Stored items:
┄┄┄┄┄┄
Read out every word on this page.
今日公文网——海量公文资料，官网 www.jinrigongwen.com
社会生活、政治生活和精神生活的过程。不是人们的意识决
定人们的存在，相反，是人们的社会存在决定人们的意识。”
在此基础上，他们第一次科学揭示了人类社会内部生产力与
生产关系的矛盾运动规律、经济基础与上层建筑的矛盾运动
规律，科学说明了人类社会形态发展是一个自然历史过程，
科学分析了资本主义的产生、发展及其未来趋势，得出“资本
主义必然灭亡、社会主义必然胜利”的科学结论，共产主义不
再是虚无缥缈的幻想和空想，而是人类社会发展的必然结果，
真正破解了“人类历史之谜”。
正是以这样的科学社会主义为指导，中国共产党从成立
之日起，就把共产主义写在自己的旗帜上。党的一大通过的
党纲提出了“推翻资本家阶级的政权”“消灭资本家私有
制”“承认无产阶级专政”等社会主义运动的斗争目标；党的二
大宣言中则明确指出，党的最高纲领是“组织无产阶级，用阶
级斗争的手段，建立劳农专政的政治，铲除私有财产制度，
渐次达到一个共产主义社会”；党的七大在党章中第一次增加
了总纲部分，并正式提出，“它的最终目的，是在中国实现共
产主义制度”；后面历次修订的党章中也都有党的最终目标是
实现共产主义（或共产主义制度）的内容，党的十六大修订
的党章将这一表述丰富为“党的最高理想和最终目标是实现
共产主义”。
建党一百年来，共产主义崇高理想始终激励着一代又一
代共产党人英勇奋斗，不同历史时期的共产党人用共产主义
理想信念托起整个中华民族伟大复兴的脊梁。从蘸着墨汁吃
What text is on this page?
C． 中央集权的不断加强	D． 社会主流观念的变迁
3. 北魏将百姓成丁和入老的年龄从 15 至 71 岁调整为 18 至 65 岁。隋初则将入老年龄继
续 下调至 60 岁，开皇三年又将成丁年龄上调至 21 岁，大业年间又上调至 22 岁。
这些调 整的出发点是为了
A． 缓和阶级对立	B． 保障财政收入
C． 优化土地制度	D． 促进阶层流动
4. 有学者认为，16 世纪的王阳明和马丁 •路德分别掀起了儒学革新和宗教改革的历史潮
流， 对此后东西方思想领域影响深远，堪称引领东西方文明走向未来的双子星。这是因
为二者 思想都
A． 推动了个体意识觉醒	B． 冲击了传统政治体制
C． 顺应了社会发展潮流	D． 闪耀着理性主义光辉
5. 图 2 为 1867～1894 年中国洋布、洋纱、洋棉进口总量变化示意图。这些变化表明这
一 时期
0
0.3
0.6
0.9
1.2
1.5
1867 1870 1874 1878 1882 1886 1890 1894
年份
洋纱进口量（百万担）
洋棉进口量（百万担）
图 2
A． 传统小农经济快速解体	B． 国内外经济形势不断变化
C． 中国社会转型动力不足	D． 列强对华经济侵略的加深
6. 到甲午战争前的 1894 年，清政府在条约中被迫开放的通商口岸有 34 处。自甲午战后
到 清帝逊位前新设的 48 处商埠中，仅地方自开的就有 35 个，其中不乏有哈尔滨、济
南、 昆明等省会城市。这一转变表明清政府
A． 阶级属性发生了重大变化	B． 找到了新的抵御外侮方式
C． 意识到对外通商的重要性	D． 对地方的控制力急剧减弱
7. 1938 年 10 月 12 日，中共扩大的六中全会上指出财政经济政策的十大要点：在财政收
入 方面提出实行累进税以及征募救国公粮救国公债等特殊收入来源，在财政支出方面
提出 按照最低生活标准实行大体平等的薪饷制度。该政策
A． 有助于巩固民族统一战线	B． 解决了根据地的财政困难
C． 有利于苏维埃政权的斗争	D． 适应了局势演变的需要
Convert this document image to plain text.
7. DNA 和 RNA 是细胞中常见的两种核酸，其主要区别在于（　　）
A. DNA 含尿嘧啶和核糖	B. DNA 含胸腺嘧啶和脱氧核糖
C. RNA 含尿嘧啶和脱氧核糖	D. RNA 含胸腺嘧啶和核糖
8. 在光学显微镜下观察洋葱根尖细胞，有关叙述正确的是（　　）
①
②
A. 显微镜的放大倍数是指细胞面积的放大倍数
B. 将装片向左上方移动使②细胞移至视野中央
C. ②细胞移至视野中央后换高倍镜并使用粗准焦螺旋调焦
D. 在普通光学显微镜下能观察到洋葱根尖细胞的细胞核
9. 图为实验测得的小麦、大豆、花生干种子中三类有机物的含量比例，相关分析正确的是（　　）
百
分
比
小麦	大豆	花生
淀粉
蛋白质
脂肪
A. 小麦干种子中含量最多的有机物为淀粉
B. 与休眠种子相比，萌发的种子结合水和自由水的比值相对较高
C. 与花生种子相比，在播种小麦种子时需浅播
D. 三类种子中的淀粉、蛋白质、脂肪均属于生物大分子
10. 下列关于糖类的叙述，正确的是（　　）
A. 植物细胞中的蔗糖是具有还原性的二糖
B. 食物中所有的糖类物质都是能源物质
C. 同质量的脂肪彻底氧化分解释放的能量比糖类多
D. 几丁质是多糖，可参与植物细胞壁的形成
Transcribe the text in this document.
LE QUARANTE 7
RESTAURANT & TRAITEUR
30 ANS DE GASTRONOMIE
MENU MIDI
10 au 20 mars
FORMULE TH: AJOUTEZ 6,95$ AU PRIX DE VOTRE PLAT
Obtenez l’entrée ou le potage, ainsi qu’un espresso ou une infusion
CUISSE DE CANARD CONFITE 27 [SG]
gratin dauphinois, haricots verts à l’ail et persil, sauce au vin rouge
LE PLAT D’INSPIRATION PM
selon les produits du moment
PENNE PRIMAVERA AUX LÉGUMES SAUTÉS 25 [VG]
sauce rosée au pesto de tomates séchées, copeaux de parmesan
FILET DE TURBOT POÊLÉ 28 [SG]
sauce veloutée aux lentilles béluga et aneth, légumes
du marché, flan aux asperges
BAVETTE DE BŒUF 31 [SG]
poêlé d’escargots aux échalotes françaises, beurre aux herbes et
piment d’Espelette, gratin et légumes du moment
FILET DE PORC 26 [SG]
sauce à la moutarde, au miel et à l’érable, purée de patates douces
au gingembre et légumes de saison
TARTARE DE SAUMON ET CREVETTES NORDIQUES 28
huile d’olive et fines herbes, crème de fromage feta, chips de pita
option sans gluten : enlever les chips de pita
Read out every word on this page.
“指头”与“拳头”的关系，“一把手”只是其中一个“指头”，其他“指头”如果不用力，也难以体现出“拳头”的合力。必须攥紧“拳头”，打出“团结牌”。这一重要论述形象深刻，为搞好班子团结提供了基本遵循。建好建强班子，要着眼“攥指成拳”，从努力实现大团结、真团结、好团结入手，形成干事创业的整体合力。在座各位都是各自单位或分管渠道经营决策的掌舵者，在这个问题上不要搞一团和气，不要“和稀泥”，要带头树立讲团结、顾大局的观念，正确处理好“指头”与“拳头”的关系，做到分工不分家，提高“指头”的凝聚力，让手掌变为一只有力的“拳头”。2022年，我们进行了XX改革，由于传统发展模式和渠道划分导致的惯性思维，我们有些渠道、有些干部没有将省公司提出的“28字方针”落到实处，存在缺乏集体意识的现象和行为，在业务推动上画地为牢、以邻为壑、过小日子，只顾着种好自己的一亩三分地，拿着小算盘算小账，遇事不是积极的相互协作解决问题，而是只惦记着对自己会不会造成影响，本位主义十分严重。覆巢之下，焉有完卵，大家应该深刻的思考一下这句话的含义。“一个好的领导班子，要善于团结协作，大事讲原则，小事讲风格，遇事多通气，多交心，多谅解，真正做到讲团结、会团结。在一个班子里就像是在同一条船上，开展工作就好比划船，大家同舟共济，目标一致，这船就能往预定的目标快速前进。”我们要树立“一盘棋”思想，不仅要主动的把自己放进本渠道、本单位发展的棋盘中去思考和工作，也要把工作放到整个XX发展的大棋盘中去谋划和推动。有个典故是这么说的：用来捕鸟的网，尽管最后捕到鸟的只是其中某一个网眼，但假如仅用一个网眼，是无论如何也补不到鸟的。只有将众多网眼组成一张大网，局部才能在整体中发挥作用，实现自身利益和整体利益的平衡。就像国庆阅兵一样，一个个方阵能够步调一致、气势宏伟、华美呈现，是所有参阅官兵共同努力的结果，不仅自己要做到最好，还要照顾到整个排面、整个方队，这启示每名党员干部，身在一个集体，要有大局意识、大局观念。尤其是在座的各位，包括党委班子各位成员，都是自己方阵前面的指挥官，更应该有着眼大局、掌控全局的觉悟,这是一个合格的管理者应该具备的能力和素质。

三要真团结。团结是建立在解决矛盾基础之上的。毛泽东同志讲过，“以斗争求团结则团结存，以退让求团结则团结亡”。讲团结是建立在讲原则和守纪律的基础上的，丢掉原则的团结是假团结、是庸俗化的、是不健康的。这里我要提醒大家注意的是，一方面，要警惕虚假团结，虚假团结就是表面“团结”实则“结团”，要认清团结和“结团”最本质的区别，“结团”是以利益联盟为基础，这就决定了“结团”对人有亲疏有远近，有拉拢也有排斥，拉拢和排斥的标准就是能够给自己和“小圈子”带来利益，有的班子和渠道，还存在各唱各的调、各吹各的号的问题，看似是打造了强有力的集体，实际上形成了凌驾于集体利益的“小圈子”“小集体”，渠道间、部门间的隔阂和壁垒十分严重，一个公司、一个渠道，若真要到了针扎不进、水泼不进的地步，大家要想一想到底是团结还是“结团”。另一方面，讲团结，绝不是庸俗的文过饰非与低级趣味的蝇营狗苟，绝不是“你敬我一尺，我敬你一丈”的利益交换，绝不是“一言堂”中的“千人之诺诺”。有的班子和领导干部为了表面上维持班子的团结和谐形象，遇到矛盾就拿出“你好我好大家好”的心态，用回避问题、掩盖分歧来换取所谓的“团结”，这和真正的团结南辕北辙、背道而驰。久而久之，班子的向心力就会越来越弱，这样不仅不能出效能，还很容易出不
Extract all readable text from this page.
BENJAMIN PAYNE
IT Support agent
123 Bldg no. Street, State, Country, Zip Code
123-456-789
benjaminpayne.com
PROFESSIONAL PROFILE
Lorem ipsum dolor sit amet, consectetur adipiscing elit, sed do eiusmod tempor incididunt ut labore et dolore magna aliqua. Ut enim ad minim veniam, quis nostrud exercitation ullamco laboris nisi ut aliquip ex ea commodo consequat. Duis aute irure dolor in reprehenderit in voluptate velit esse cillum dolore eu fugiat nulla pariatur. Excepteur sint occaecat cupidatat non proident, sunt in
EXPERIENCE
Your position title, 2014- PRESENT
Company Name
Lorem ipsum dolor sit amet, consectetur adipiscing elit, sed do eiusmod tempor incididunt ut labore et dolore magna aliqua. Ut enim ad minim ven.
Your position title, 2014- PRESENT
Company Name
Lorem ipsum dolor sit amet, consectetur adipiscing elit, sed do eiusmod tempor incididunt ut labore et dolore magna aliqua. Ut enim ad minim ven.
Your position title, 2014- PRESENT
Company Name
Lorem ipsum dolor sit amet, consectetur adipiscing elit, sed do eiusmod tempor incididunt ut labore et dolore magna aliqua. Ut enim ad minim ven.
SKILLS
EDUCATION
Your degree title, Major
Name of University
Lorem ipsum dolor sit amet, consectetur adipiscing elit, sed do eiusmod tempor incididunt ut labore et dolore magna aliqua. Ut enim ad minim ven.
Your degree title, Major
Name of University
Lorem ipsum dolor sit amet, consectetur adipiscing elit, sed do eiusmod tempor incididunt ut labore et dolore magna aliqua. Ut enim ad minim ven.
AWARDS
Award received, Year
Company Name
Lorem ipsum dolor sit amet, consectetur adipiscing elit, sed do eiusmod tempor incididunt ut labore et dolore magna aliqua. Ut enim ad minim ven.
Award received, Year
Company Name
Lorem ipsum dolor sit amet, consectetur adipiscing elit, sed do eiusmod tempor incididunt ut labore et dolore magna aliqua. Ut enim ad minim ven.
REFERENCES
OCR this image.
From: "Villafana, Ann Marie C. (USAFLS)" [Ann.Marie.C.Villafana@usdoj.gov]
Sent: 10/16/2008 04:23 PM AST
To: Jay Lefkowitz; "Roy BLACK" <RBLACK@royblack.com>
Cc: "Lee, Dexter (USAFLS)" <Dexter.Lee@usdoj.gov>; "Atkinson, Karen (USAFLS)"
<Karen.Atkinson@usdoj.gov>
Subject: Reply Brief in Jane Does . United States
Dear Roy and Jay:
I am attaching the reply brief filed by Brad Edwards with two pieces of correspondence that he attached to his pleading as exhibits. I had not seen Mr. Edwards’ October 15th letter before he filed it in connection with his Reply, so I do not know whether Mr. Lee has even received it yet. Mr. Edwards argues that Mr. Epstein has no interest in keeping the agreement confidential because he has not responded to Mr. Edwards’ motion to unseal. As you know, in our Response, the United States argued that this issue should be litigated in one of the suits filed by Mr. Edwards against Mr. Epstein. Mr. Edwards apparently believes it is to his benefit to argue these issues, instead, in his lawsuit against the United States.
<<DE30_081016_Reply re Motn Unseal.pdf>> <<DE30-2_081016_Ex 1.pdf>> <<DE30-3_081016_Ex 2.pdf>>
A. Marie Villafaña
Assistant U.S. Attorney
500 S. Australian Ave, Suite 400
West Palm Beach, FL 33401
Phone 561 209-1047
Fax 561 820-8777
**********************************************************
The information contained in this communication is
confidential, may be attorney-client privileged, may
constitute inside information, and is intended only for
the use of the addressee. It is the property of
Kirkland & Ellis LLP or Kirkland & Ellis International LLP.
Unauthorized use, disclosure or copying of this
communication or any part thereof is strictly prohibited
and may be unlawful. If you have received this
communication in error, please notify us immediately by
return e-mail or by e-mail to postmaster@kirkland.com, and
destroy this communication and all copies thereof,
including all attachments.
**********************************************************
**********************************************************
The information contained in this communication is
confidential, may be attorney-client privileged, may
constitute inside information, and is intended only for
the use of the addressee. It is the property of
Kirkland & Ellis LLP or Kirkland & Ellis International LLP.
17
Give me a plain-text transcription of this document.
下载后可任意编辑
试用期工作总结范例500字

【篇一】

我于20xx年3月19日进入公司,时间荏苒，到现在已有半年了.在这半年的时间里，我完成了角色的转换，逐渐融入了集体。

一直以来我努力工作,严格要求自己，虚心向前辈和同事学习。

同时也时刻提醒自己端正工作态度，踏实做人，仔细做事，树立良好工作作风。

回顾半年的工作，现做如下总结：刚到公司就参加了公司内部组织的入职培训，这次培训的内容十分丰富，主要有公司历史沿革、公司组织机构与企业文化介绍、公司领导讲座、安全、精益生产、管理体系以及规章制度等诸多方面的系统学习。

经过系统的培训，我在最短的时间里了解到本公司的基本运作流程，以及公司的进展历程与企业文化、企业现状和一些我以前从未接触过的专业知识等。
┄┄┄┄┄┄
What you need to do
Every line from the one holding "Give me a plain-text" through the final line of the listing must be echoed exactly; leave out all other lines.

Finished exercise
Give me a plain-text transcription of this document.
下载后可任意编辑
试用期工作总结范例500字

【篇一】

我于20xx年3月19日进入公司,时间荏苒，到现在已有半年了.在这半年的时间里，我完成了角色的转换，逐渐融入了集体。

一直以来我努力工作,严格要求自己，虚心向前辈和同事学习。

同时也时刻提醒自己端正工作态度，踏实做人，仔细做事，树立良好工作作风。

回顾半年的工作，现做如下总结：刚到公司就参加了公司内部组织的入职培训，这次培训的内容十分丰富，主要有公司历史沿革、公司组织机构与企业文化介绍、公司领导讲座、安全、精益生产、管理体系以及规章制度等诸多方面的系统学习。

经过系统的培训，我在最短的时间里了解到本公司的基本运作流程，以及公司的进展历程与企业文化、企业现状和一些我以前从未接触过的专业知识等。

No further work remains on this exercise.